__Instruction__: Track down the lines that contain "Osso" and copy them.

__Records for this exercise__:
------------------------------------
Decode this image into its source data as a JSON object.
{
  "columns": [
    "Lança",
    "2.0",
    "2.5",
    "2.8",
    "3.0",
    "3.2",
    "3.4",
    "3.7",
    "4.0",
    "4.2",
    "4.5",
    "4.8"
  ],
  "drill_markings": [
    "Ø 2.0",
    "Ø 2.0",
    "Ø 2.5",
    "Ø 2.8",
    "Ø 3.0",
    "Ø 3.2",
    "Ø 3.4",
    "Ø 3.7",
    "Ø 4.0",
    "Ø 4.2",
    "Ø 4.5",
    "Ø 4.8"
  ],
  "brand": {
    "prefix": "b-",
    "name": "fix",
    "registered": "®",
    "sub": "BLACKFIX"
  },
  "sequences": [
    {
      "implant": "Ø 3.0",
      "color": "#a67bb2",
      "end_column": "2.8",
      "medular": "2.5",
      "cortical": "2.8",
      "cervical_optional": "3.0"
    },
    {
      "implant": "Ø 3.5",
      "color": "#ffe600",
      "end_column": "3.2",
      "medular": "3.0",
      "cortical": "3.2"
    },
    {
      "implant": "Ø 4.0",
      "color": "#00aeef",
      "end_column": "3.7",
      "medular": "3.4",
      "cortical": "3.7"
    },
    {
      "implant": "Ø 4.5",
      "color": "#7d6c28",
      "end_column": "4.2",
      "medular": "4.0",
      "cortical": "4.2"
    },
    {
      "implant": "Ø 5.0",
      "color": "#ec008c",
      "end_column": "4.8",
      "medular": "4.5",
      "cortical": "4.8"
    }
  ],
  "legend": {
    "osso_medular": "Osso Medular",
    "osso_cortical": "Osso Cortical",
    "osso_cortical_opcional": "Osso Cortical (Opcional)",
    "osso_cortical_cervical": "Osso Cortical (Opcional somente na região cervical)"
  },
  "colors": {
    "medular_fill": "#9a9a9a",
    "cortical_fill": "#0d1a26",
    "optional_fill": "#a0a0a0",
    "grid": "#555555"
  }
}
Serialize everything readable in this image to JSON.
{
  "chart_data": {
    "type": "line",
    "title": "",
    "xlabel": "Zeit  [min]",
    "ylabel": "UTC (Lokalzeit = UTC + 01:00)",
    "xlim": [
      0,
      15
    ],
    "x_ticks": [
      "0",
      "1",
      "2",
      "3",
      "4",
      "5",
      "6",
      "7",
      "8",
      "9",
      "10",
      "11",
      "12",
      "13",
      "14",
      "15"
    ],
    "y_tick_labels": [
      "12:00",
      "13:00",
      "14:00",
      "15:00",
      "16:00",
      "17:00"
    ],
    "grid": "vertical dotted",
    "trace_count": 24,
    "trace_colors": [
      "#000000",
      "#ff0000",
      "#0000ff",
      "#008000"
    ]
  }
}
------------------------------------
__Task solution__:
    "osso_medular": "Osso Medular",
    "osso_cortical": "Osso Cortical",
    "osso_cortical_opcional": "Osso Cortical (Opcional)",
    "osso_cortical_cervical": "Osso Cortical (Opcional somente na região cervical)"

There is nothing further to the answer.